* START GIVEN INFORMATION *
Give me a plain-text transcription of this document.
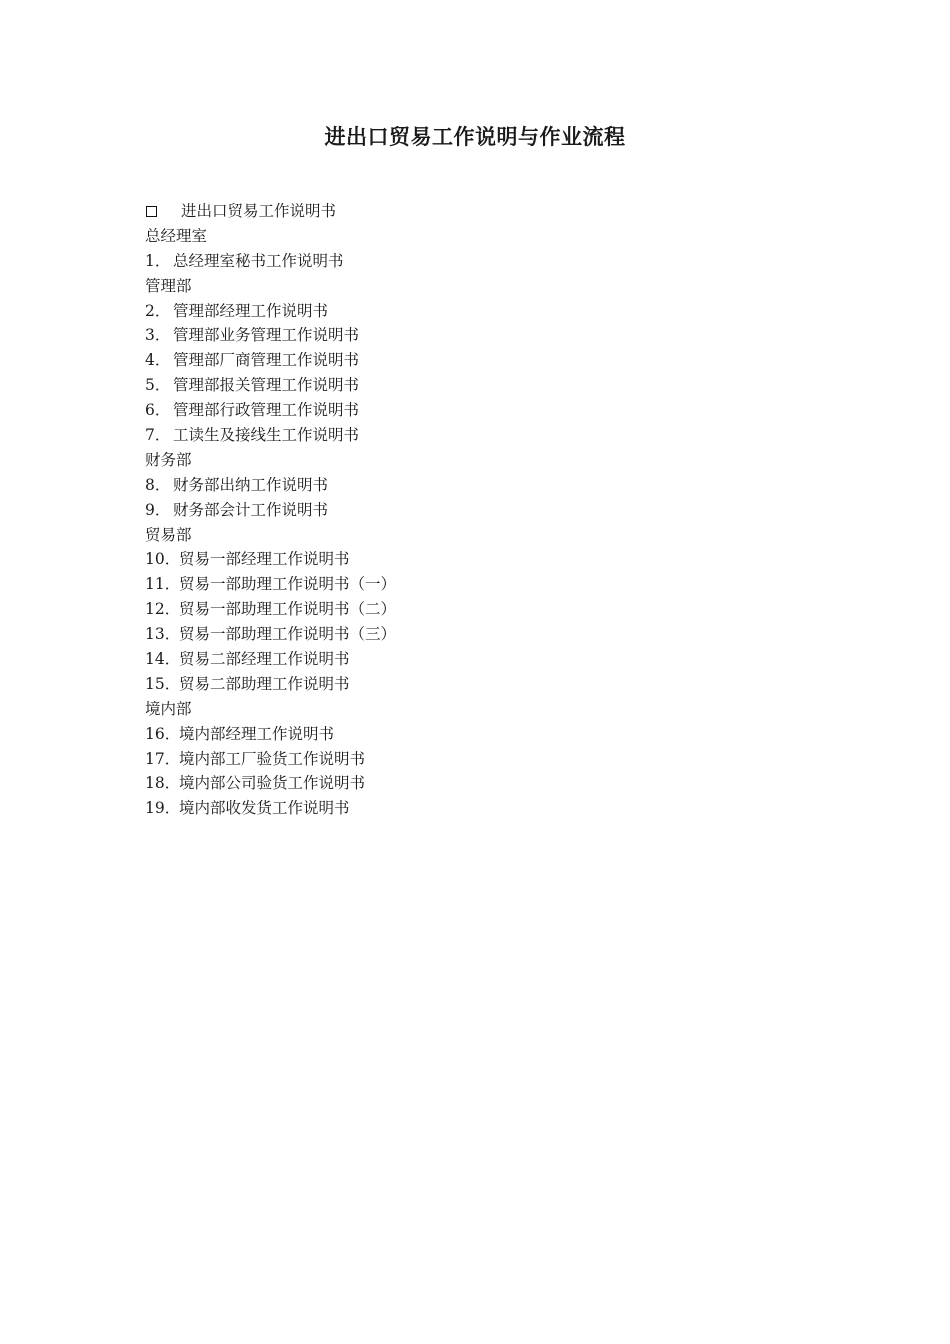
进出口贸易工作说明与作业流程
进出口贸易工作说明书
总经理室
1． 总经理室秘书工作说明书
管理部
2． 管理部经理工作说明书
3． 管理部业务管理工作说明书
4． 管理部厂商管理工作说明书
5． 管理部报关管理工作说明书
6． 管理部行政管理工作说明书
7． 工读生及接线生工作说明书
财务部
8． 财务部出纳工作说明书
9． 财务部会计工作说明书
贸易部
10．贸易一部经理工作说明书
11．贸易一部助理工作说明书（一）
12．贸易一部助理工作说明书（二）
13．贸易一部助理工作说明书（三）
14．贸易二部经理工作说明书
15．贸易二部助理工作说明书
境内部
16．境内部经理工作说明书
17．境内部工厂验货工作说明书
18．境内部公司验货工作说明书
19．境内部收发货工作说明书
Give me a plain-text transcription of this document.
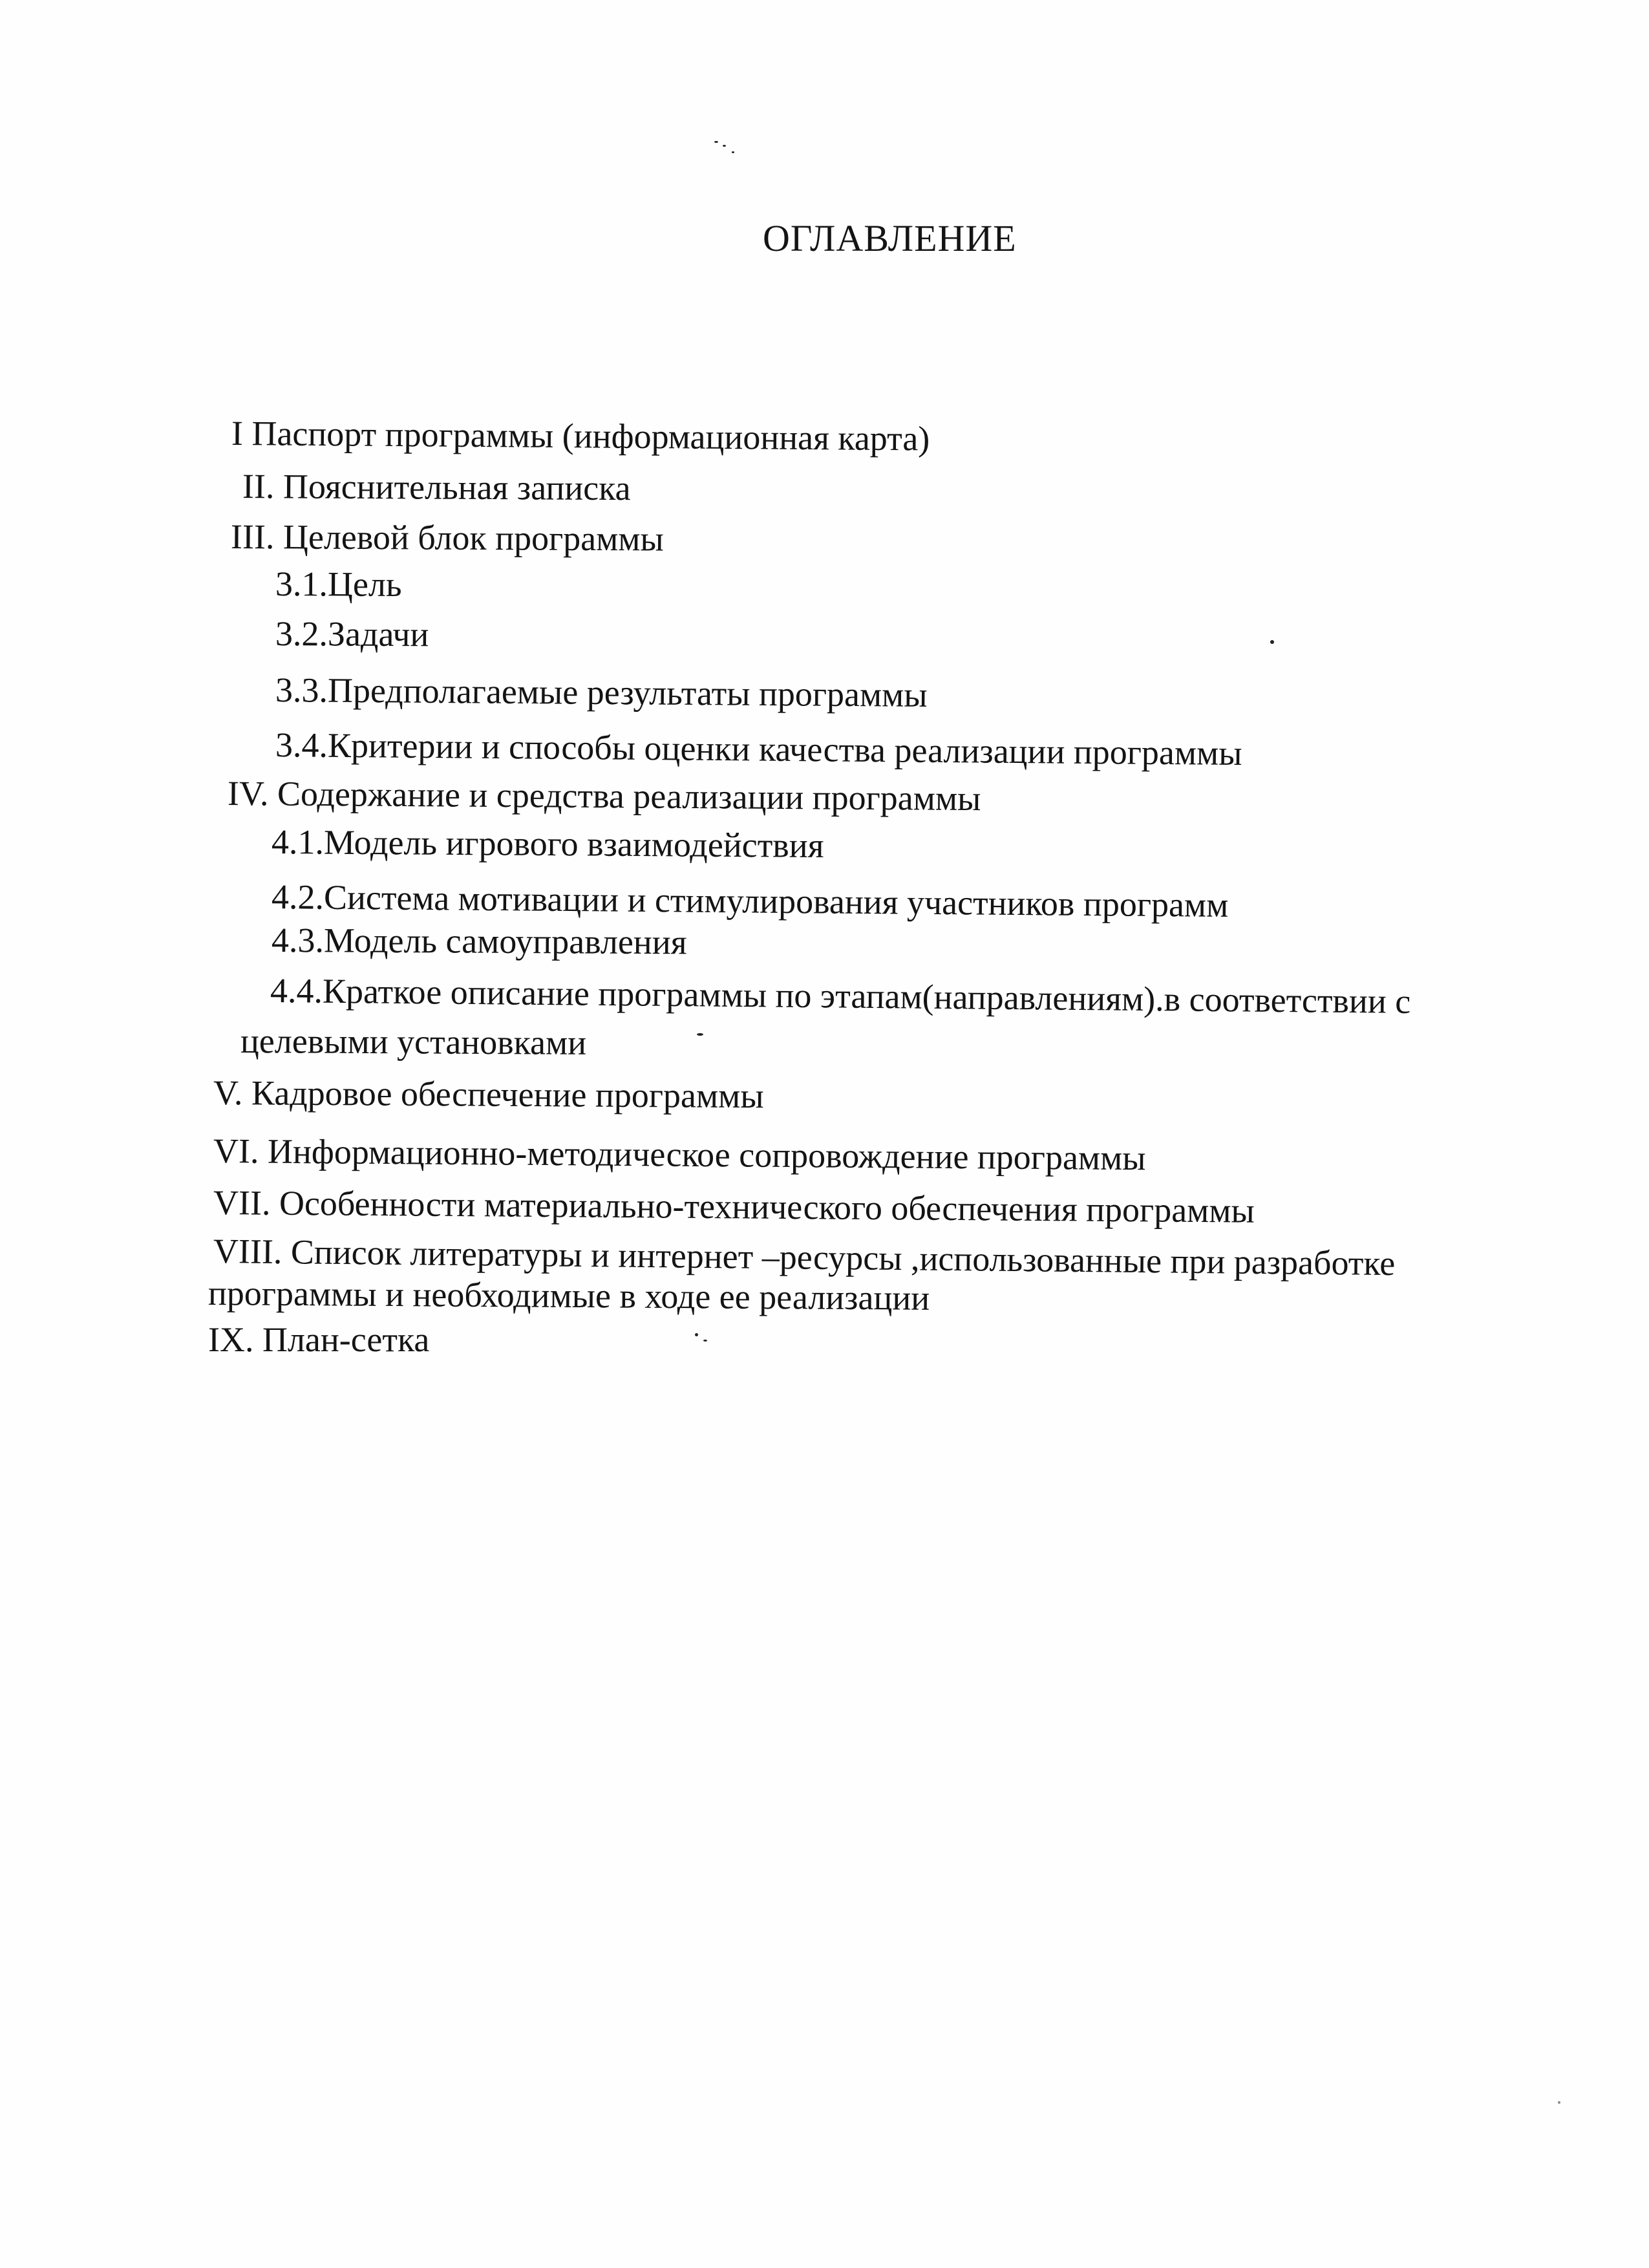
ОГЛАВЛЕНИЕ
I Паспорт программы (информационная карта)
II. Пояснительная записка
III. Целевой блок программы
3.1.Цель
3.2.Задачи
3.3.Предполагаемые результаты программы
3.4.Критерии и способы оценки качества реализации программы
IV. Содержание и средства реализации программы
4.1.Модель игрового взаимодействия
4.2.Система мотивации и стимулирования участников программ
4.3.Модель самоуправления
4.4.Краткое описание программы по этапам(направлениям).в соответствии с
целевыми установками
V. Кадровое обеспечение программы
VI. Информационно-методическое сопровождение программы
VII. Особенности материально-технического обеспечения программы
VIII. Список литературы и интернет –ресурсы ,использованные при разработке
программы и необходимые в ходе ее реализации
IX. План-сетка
* END GIVEN INFORMATION *
■ STATED EXERCISE ■
Transcribe the whole listing exactly. Pictures stay out of your copy.

■ ANSWER ■
Give me a plain-text transcription of this document.
进出口贸易工作说明与作业流程
进出口贸易工作说明书
总经理室
1． 总经理室秘书工作说明书
管理部
2． 管理部经理工作说明书
3． 管理部业务管理工作说明书
4． 管理部厂商管理工作说明书
5． 管理部报关管理工作说明书
6． 管理部行政管理工作说明书
7． 工读生及接线生工作说明书
财务部
8． 财务部出纳工作说明书
9． 财务部会计工作说明书
贸易部
10．贸易一部经理工作说明书
11．贸易一部助理工作说明书（一）
12．贸易一部助理工作说明书（二）
13．贸易一部助理工作说明书（三）
14．贸易二部经理工作说明书
15．贸易二部助理工作说明书
境内部
16．境内部经理工作说明书
17．境内部工厂验货工作说明书
18．境内部公司验货工作说明书
19．境内部收发货工作说明书
Give me a plain-text transcription of this document.
ОГЛАВЛЕНИЕ
I Паспорт программы (информационная карта)
II. Пояснительная записка
III. Целевой блок программы
3.1.Цель
3.2.Задачи
3.3.Предполагаемые результаты программы
3.4.Критерии и способы оценки качества реализации программы
IV. Содержание и средства реализации программы
4.1.Модель игрового взаимодействия
4.2.Система мотивации и стимулирования участников программ
4.3.Модель самоуправления
4.4.Краткое описание программы по этапам(направлениям).в соответствии с
целевыми установками
V. Кадровое обеспечение программы
VI. Информационно-методическое сопровождение программы
VII. Особенности материально-технического обеспечения программы
VIII. Список литературы и интернет –ресурсы ,использованные при разработке
программы и необходимые в ходе ее реализации
IX. План-сетка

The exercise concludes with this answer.